## Extract provided
=-=-=

Independence Day is around the corner, and trading volume is expected to be light this week as investors get ready to ditch their stock charts for their barbeques.

While the all-important monthly jobs report comes out on Thursday (a day earlier than usual because of the three-day weekend), there's not much else on the economic or earnings calendars to move the markets.

But as the first half of the year comes to a close this week, we here at CNNMoney are in a reflective mood. After all, you can't know where you're going until you know where you've been.

Here's what you need to know about the markets year-to-date, and what to possibly expect for the rest of 2014.

The calm after the storm: It wasn't pretty at first. After a record run in 2013, stocks were hit by turmoil in the first quarter as harsh winter weather dampened corporate profits and the emerging markets rapidly sold off as investors worried that the tightening of Federal Reserve's easy money spigot would reverberate to those countries that were relying on cheap foreign investment to fuel growth.

Throw in the crisis in Ukraine, it it looked like investors were in for a wild ride.

But warmer Spring weather eventually came, the emerging markets' fears subsided, and the tense standoff between Russia and the West has seemingly been dialed back for now.

Related: Russian markets: They're baaack!

Stocks have been the "little engine that could," slowly pushing higher. The S&P 500 closed at a record high 22 times this year, according to Jeffrey Hirsch of the Stock Trader's Almanac.

The blue chip index has gained about 6% so far this year, and the tech-heavy Nasdaq is up 5%. The Dow's rise has been less pronounced, but it is still positive at about 1.6%.

Even emerging markets have rebounded. The iShares MSCI Emerging Markets ETF, which was battered in the first quarter, is now in positive territory for the year.

Further, as companies take advantage of a rising stock market and ultra-low interest rates, mergers and acquisitions activity and initial public offerings have been hot this year. GoPro (GPRO) is the latest mega success, having jumped 50% since its debut on Thursday.

GoPro IPO so hot right now
GoPro IPO so hot right now

Winners and Losers: The stocks with the most gains so far in 2014 have come from a wide range of sectors. In the S&P 500: Keurig Green Mountain Coffee (GMCR) has jolted up 65%, while Electronic Arts (EA), the best performer on CNNMoney's Tech 30 Index, has soared 55%.

=-=-=

[Dataset records]
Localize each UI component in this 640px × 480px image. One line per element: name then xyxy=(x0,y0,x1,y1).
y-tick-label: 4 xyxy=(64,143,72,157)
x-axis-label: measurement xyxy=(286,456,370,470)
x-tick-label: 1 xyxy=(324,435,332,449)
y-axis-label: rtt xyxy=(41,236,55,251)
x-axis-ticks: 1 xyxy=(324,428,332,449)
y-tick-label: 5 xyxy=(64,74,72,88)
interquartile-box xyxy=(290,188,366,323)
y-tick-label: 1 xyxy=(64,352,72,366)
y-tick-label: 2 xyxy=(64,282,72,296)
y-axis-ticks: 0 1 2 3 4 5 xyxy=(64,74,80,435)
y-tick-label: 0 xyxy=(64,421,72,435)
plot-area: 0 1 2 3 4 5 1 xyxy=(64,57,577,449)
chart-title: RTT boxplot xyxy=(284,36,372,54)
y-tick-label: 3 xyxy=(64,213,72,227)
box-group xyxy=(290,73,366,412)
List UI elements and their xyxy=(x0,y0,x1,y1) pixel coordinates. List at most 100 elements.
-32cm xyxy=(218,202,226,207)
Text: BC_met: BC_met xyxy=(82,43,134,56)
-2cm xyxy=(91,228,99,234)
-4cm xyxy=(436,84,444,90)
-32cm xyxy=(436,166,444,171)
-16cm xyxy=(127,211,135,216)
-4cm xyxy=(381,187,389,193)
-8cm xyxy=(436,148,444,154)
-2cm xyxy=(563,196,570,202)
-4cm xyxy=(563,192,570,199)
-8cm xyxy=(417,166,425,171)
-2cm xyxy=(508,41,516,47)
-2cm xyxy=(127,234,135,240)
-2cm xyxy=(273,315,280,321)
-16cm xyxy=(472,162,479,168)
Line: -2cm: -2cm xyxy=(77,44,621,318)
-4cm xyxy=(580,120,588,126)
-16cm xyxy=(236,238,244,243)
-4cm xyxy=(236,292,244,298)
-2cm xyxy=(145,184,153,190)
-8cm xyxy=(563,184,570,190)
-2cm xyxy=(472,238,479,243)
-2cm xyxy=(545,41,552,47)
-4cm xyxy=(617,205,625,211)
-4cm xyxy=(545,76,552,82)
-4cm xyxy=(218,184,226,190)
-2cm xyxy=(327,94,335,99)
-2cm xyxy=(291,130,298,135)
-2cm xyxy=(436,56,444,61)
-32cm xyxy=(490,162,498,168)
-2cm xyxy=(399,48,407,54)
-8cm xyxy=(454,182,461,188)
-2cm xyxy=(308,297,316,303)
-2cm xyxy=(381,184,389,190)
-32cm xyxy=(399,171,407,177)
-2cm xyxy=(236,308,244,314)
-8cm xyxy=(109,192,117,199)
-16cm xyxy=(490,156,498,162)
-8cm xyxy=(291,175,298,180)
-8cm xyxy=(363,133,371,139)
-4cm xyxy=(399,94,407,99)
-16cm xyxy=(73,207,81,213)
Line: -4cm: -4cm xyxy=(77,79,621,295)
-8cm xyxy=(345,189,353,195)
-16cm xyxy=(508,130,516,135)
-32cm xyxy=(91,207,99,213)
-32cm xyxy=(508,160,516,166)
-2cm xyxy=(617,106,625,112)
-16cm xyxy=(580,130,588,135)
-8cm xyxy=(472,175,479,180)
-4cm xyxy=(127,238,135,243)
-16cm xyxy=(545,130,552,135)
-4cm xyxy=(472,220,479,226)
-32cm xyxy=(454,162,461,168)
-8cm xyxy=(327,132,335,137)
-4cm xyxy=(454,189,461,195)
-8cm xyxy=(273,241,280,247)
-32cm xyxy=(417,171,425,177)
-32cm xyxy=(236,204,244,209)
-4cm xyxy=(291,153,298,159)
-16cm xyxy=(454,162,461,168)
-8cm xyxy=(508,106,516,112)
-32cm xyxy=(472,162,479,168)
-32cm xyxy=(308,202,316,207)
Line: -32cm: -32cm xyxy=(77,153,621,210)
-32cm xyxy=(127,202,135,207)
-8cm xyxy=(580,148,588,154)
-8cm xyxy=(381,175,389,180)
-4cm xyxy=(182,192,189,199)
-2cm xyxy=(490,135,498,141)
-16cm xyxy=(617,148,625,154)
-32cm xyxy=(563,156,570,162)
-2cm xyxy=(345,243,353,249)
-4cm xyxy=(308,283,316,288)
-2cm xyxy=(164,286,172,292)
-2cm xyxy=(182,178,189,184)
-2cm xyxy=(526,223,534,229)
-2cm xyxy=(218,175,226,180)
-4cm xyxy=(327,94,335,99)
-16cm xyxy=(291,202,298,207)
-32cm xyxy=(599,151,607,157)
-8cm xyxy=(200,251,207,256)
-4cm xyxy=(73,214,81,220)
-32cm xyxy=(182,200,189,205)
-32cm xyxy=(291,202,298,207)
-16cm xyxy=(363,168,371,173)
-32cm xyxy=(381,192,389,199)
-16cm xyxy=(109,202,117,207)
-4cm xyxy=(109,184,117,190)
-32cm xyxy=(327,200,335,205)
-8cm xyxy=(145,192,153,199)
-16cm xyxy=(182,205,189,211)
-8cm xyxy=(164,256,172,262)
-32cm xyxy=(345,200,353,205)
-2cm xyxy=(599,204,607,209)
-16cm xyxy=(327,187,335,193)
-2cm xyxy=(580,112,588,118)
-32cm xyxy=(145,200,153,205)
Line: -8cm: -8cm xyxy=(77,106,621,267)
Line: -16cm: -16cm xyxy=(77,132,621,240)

=-=-=

## Apply what you read
a) According to the markets article, how many times has the S&P 500 closed at a record high this year?
b) Does the markets article support each statement below? Answer yes or no for each, quoting the words that decide it.
(i) This week's monthly jobs report is coming out a day earlier than usual.
(ii) The Dow has fallen so far this year.
(iii) GoPro has jumped 30% since its debut.
c) Write the next part of the markets article, picking up after its final sentence.

## Responses in order
a) It has closed at a record high 22 times this year.

b)
(i) Yes: "comes out on Thursday (a day earlier than usual because of the three-day weekend)"
(ii) No: "it is still positive at about 1.6%"
(iii) No: "having jumped 50% since its debut on Thursday"

c)
Southwest (LUV)and Delta Airlines (DAL) have both climbed over 40%, and Under Armour (UA) has risen around 35%.

In the loser category, Coach (COH) has taken the worst with an almost 40% decline, while Whole Foods (WFM) has dropped over 30%. Staples (SPLS), Bed Bath & Beyond (BBBY), Best Buy (BBY), and Amazon (AMZN) aren't far behind in the unglamorous contest for the biggest loser.

Ok, now what? What will happen in the second half of the year is anybody's guess, but that doesn't mean market strategists of all stripes aren't trying to predict the future.

In a midyear report, analysts at BlackRock said that while stocks aren't cheap, the market should continue to rise. They recommend favoring large cap stocks and cyclical sectors like energy over small cap stocks and companies in the consumer discretionary sector such as retailers.

CNNMoney's most recent survey of investment strategists finds that most are still bullish. They anticipate a 6.5% gain for the S&P 500 this year. The index is well on track for that already.

Related: Excited for iPhone 6? Check out this stock

Another question for the markets going forward revolves around interest rates. Although the Federal Reserve has maintained that it plans to keep its key federal funds rate near zero for the rest of the year, the Bank of England is likely to start hiking rates in the fall, and that could have repercussions for the U.S., according to economists from Barclays.